━━━ Document excerpt

Iglot is a 2011 Philippine television drama fantasy broadcast by GMA Network. The series is a spin-off to the 2004 television series Mulawin. It premiered on August 29, 2011 on the network's Telebabad line up. Directed by Gil Tejada Jr., it stars Milkcah Wynne Nacion. The series concluded on November 11, 2011 with a total of 55 episodes. It was replaced by Survivor Philippines: Celebrity Doubles Showdown in its timeslot.

The series is streaming online on YouTube.

Cast and characters

Lead cast
 Milkcah Wynne Nacion as Luningning / Isabella

Supporting cast
 Claudine Barretto as Mariella Dacera-Rivera
 Marvin Agustin as Anton Marco
 Jolina Magdangal as Ramona Sebastian / Ramona Salvador-Marco
 Luis Alandy as Juancho Rivera
 Pauleen Luna as Vesta Santana
 Patrick Garcia as Aldo
 Noel Urbano as the voice / puppeteer of "Iglot"

━━━━━━
━━━ Material supplied

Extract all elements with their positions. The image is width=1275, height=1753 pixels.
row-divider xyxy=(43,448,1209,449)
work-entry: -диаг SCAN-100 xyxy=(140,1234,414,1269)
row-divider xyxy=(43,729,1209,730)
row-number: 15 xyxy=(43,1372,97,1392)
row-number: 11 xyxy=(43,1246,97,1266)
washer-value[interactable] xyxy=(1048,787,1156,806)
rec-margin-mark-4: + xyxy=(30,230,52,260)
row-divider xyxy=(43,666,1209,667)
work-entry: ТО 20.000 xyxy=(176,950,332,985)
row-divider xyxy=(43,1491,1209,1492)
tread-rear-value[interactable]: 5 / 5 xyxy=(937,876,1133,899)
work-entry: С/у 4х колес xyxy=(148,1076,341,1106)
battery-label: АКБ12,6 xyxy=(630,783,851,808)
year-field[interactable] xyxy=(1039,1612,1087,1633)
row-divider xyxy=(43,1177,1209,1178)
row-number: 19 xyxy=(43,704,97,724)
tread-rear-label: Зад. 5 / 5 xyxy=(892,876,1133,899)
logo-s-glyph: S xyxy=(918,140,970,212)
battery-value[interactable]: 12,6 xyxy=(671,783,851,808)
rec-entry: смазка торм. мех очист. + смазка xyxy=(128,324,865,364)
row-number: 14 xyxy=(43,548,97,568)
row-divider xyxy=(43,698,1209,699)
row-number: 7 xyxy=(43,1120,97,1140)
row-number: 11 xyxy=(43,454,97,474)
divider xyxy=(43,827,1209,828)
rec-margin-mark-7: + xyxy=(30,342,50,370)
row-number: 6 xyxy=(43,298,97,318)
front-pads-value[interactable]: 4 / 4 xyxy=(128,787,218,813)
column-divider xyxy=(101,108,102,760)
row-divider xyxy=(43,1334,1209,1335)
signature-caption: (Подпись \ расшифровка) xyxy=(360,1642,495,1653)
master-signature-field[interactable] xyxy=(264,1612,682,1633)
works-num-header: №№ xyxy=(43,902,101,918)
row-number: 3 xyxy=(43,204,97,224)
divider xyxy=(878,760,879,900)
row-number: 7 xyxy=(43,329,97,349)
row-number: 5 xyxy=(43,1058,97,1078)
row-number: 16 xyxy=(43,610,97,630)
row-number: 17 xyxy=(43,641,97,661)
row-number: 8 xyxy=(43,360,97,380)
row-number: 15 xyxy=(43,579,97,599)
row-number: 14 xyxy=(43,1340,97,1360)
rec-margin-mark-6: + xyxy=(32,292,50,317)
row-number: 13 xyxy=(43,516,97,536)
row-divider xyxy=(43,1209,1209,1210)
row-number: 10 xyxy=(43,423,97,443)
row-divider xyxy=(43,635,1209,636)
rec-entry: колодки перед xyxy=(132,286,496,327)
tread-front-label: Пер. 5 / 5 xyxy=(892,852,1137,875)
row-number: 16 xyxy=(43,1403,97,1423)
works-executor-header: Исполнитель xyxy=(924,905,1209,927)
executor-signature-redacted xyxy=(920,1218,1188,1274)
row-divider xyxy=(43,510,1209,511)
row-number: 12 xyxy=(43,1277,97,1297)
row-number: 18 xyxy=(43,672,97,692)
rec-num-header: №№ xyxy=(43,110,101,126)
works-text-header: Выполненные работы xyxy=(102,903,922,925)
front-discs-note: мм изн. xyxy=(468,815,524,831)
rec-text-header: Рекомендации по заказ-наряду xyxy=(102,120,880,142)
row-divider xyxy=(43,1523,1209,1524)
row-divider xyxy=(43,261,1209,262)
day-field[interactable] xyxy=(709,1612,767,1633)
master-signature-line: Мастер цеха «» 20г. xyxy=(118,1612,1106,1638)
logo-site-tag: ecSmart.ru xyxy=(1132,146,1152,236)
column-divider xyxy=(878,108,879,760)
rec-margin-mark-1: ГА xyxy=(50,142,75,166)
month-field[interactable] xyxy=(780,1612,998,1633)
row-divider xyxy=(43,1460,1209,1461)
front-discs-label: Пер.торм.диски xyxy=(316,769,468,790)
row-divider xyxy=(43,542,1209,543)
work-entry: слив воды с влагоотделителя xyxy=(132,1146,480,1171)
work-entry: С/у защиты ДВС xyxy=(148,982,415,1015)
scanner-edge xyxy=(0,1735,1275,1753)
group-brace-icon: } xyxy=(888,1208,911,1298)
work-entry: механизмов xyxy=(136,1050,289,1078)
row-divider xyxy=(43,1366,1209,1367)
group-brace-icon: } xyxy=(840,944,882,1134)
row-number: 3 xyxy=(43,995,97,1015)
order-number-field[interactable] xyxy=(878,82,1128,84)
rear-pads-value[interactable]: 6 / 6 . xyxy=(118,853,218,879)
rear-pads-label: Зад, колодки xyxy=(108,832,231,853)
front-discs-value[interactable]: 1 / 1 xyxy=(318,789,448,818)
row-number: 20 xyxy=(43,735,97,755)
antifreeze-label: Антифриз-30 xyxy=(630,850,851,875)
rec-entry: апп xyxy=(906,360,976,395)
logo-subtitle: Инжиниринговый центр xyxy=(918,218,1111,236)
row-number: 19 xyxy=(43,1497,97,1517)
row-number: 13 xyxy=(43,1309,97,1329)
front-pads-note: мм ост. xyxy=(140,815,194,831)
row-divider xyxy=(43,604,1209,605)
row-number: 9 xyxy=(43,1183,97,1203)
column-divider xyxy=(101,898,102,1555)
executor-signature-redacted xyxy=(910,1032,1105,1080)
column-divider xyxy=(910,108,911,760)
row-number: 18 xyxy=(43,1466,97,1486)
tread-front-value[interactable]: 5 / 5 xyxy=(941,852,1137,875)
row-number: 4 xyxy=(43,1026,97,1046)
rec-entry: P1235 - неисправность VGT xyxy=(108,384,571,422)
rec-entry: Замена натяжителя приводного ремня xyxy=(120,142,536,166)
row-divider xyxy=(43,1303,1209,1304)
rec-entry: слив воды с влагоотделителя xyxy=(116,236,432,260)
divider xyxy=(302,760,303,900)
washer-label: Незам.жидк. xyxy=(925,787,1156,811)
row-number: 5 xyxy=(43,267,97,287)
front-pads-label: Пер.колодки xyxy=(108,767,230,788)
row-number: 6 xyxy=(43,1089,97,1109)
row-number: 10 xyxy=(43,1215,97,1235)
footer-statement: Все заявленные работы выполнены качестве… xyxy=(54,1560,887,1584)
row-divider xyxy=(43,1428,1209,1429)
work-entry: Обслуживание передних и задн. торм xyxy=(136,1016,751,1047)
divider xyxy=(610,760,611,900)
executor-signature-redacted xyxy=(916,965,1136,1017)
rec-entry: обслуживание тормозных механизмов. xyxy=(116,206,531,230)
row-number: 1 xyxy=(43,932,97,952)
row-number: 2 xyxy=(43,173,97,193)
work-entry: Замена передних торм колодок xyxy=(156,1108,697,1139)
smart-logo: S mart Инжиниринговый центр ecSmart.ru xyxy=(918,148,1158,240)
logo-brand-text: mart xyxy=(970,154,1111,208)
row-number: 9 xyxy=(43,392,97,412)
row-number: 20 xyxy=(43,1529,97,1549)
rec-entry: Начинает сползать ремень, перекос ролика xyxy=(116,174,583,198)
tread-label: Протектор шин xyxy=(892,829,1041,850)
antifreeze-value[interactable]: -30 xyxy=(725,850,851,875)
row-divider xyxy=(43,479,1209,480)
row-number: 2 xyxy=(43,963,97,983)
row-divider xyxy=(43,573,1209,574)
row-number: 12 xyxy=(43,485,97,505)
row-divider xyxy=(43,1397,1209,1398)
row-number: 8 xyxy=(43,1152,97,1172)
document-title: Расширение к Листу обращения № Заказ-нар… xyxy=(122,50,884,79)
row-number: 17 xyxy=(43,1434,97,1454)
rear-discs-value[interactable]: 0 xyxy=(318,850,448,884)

━━━━━━

Task instructions:
1. Rewrite the Iglot article between "Iglot is a 2011" and "in its timeslot.", inclusive, changing "Telebabad" to "primetime".
2. Extend the Iglot article past its final line.
The material plays no part here.

Outputs for the tasks:
1.
Iglot is a 2011 Philippine television drama fantasy broadcast by GMA Network. The series is a spin-off to the 2004 television series Mulawin. It premiered on August 29, 2011 on the network's primetime line up. Directed by Gil Tejada Jr., it stars Milkcah Wynne Nacion. The series concluded on November 11, 2011 with a total of 55 episodes. It was replaced by Survivor Philippines: Celebrity Doubles Showdown in its timeslot.

2.
 Eddie Garcia as Celso Samar
 Lexi Fernandez as Danielle
 Hiro Peralta as Luis Bustamante
 Celia Rodriguez as lola Idang Salvador
 Jaime Fabregas as Dr. Petrovsky
 Mel Martinez as Rica
 Perla Bautista as Ester
 Sylvia Sanchez as Betty 
 Romnick Sarmienta as father Ruben
 Nicky Castro as Bal
 Veyda Inoval as Jona

Guest cast
 Bianca King as Aviona
 Richard Quan as Gardo
 Sheree Bautista as Gardo's wife 
 Louise delos Reyes as Hannah Dacera
 Shermaine Santiago as young Idang
 Angeli Nicole Sanoy
 Jao Mapa as mall officer
 Alvin Aragon as Nomer
 Zyrael Jestre as Chubby Palaboy
 Veyda Inoval

Ratings
According to AGB Nielsen Philippines' Mega Manila People/Individual television ratings, the pilot episode of Iglot earned a 12.6% rating, while the final episode scored a 25.6% rating in Mega Manila household television ratings.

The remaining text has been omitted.